Copy each line where the word "влияния" occurs.

Extracted data entries
= = = =
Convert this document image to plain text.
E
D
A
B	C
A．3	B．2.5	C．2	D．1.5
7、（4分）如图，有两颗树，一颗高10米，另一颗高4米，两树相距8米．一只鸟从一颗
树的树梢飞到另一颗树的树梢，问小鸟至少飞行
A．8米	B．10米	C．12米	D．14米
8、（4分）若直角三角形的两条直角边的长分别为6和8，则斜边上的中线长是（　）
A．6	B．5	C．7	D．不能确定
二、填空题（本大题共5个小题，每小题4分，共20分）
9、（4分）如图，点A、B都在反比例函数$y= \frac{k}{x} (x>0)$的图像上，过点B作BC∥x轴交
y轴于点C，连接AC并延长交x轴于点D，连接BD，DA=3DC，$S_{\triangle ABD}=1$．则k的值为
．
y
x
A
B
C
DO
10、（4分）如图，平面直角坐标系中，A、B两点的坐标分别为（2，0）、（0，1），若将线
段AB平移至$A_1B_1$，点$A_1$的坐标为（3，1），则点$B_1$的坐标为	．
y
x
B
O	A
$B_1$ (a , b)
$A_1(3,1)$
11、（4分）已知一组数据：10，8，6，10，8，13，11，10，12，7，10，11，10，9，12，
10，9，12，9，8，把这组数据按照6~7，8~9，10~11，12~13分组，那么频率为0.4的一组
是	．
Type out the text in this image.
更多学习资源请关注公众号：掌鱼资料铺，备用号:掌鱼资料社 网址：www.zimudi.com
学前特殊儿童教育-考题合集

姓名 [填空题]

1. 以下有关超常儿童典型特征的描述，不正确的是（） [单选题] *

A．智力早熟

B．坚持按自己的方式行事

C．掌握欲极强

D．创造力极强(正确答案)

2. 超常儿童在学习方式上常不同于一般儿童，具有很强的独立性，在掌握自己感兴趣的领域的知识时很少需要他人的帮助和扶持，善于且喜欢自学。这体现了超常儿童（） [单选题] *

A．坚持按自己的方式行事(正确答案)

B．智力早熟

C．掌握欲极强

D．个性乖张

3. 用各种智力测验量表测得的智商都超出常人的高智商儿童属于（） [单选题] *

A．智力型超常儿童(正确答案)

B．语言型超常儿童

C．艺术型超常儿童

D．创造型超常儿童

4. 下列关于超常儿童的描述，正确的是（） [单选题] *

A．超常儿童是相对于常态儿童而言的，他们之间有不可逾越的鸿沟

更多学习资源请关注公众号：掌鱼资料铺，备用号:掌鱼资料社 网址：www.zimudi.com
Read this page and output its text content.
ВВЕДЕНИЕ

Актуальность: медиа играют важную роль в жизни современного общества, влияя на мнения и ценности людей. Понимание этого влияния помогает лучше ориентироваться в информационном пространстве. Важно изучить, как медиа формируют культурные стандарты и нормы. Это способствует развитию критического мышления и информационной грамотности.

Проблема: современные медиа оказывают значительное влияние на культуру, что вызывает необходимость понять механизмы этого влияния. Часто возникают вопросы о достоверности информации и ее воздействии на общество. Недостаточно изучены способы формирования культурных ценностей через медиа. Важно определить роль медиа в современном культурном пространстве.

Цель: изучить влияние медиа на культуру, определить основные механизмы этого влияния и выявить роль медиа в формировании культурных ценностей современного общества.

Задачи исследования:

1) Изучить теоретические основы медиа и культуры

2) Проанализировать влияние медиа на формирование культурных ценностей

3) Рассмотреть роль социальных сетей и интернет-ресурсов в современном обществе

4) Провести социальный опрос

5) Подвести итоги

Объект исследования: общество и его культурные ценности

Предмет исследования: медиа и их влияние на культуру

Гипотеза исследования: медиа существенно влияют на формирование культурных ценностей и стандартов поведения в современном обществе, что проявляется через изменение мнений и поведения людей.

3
= = = =
- _RESPONSE BELOW_
Актуальность: медиа играют важную роль в жизни современного общества, влияя на мнения и ценности людей. Понимание этого влияния помогает лучше ориентироваться в информационном пространстве. Важно изучить, как медиа формируют культурные стандарты и нормы. Это способствует развитию критического мышления и информационной грамотности.
Проблема: современные медиа оказывают значительное влияние на культуру, что вызывает необходимость понять механизмы этого влияния. Часто возникают вопросы о достоверности информации и ее воздействии на общество. Недостаточно изучены способы формирования культурных ценностей через медиа. Важно определить роль медиа в современном культурном пространстве.
Цель: изучить влияние медиа на культуру, определить основные механизмы этого влияния и выявить роль медиа в формировании культурных ценностей современного общества.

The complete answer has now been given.